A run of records
• • • • •
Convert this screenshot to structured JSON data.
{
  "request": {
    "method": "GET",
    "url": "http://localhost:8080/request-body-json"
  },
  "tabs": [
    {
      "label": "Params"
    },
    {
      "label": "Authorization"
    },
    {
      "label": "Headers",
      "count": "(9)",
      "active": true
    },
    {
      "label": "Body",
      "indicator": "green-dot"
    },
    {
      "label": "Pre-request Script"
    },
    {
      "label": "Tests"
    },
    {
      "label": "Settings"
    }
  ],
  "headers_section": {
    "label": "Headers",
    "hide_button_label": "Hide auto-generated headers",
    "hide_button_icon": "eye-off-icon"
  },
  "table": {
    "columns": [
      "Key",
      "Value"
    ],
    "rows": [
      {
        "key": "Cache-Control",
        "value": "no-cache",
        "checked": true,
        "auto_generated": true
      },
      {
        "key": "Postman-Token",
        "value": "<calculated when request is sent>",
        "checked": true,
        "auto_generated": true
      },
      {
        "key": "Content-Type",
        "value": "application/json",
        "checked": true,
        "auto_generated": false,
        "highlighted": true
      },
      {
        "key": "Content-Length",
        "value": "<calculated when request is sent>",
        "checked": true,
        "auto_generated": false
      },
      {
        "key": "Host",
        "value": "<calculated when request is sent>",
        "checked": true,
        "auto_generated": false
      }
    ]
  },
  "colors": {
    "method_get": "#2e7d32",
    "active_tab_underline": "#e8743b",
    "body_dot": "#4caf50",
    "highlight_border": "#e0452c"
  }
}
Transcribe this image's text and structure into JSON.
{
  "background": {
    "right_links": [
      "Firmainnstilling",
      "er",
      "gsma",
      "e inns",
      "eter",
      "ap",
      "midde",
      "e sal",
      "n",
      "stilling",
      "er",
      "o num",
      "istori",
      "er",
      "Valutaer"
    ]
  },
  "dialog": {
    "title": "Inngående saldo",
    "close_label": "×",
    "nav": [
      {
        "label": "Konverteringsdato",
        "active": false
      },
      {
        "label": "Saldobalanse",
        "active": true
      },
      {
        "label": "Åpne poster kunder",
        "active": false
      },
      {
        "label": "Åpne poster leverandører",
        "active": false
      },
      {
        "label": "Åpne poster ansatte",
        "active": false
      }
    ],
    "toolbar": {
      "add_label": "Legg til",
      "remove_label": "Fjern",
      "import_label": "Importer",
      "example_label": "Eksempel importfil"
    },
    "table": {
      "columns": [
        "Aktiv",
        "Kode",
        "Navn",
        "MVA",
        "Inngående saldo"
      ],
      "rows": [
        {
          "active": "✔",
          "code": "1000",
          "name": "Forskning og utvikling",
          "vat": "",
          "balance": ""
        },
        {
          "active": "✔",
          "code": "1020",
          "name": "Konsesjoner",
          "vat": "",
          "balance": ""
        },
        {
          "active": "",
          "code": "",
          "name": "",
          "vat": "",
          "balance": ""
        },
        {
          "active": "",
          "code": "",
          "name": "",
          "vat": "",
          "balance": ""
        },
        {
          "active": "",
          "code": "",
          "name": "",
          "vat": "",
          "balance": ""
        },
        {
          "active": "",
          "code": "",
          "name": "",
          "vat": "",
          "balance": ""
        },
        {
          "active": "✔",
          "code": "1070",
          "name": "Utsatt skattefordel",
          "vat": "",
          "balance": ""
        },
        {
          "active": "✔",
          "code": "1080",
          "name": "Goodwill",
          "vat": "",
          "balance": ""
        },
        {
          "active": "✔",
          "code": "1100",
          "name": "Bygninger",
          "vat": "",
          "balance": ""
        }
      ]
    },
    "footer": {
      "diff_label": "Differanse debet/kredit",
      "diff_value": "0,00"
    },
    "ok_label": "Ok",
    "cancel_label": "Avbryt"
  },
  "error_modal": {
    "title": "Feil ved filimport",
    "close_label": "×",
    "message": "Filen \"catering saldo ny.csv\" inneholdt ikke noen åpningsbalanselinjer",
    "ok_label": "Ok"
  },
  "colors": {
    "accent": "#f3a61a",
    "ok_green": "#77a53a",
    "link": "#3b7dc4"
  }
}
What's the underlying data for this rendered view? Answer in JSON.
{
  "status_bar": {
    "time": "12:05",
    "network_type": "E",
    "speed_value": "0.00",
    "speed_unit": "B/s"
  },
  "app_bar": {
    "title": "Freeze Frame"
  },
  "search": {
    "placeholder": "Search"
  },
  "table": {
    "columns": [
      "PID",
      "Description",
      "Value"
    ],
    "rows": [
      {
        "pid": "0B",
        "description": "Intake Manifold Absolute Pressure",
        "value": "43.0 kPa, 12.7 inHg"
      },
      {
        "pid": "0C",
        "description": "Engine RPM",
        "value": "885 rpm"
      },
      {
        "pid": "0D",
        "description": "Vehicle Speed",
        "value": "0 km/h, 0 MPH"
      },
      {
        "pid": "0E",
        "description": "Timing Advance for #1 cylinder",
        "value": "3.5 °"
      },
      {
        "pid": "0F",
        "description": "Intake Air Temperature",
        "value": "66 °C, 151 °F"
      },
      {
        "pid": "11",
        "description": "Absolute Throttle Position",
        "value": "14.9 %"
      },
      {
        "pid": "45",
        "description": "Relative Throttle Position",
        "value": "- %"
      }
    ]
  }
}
• • • • •
» Objective: Each record above should be output again exactly.

» Written solution:
Convert this screenshot to structured JSON data.
{
  "request": {
    "method": "GET",
    "url": "http://localhost:8080/request-body-json"
  },
  "tabs": [
    {
      "label": "Params"
    },
    {
      "label": "Authorization"
    },
    {
      "label": "Headers",
      "count": "(9)",
      "active": true
    },
    {
      "label": "Body",
      "indicator": "green-dot"
    },
    {
      "label": "Pre-request Script"
    },
    {
      "label": "Tests"
    },
    {
      "label": "Settings"
    }
  ],
  "headers_section": {
    "label": "Headers",
    "hide_button_label": "Hide auto-generated headers",
    "hide_button_icon": "eye-off-icon"
  },
  "table": {
    "columns": [
      "Key",
      "Value"
    ],
    "rows": [
      {
        "key": "Cache-Control",
        "value": "no-cache",
        "checked": true,
        "auto_generated": true
      },
      {
        "key": "Postman-Token",
        "value": "<calculated when request is sent>",
        "checked": true,
        "auto_generated": true
      },
      {
        "key": "Content-Type",
        "value": "application/json",
        "checked": true,
        "auto_generated": false,
        "highlighted": true
      },
      {
        "key": "Content-Length",
        "value": "<calculated when request is sent>",
        "checked": true,
        "auto_generated": false
      },
      {
        "key": "Host",
        "value": "<calculated when request is sent>",
        "checked": true,
        "auto_generated": false
      }
    ]
  },
  "colors": {
    "method_get": "#2e7d32",
    "active_tab_underline": "#e8743b",
    "body_dot": "#4caf50",
    "highlight_border": "#e0452c"
  }
}
Transcribe this image's text and structure into JSON.
{
  "background": {
    "right_links": [
      "Firmainnstilling",
      "er",
      "gsma",
      "e inns",
      "eter",
      "ap",
      "midde",
      "e sal",
      "n",
      "stilling",
      "er",
      "o num",
      "istori",
      "er",
      "Valutaer"
    ]
  },
  "dialog": {
    "title": "Inngående saldo",
    "close_label": "×",
    "nav": [
      {
        "label": "Konverteringsdato",
        "active": false
      },
      {
        "label": "Saldobalanse",
        "active": true
      },
      {
        "label": "Åpne poster kunder",
        "active": false
      },
      {
        "label": "Åpne poster leverandører",
        "active": false
      },
      {
        "label": "Åpne poster ansatte",
        "active": false
      }
    ],
    "toolbar": {
      "add_label": "Legg til",
      "remove_label": "Fjern",
      "import_label": "Importer",
      "example_label": "Eksempel importfil"
    },
    "table": {
      "columns": [
        "Aktiv",
        "Kode",
        "Navn",
        "MVA",
        "Inngående saldo"
      ],
      "rows": [
        {
          "active": "✔",
          "code": "1000",
          "name": "Forskning og utvikling",
          "vat": "",
          "balance": ""
        },
        {
          "active": "✔",
          "code": "1020",
          "name": "Konsesjoner",
          "vat": "",
          "balance": ""
        },
        {
          "active": "",
          "code": "",
          "name": "",
          "vat": "",
          "balance": ""
        },
        {
          "active": "",
          "code": "",
          "name": "",
          "vat": "",
          "balance": ""
        },
        {
          "active": "",
          "code": "",
          "name": "",
          "vat": "",
          "balance": ""
        },
        {
          "active": "",
          "code": "",
          "name": "",
          "vat": "",
          "balance": ""
        },
        {
          "active": "✔",
          "code": "1070",
          "name": "Utsatt skattefordel",
          "vat": "",
          "balance": ""
        },
        {
          "active": "✔",
          "code": "1080",
          "name": "Goodwill",
          "vat": "",
          "balance": ""
        },
        {
          "active": "✔",
          "code": "1100",
          "name": "Bygninger",
          "vat": "",
          "balance": ""
        }
      ]
    },
    "footer": {
      "diff_label": "Differanse debet/kredit",
      "diff_value": "0,00"
    },
    "ok_label": "Ok",
    "cancel_label": "Avbryt"
  },
  "error_modal": {
    "title": "Feil ved filimport",
    "close_label": "×",
    "message": "Filen \"catering saldo ny.csv\" inneholdt ikke noen åpningsbalanselinjer",
    "ok_label": "Ok"
  },
  "colors": {
    "accent": "#f3a61a",
    "ok_green": "#77a53a",
    "link": "#3b7dc4"
  }
}
What's the underlying data for this rendered view? Answer in JSON.
{
  "status_bar": {
    "time": "12:05",
    "network_type": "E",
    "speed_value": "0.00",
    "speed_unit": "B/s"
  },
  "app_bar": {
    "title": "Freeze Frame"
  },
  "search": {
    "placeholder": "Search"
  },
  "table": {
    "columns": [
      "PID",
      "Description",
      "Value"
    ],
    "rows": [
      {
        "pid": "0B",
        "description": "Intake Manifold Absolute Pressure",
        "value": "43.0 kPa, 12.7 inHg"
      },
      {
        "pid": "0C",
        "description": "Engine RPM",
        "value": "885 rpm"
      },
      {
        "pid": "0D",
        "description": "Vehicle Speed",
        "value": "0 km/h, 0 MPH"
      },
      {
        "pid": "0E",
        "description": "Timing Advance for #1 cylinder",
        "value": "3.5 °"
      },
      {
        "pid": "0F",
        "description": "Intake Air Temperature",
        "value": "66 °C, 151 °F"
      },
      {
        "pid": "11",
        "description": "Absolute Throttle Position",
        "value": "14.9 %"
      },
      {
        "pid": "45",
        "description": "Relative Throttle Position",
        "value": "- %"
      }
    ]
  }
}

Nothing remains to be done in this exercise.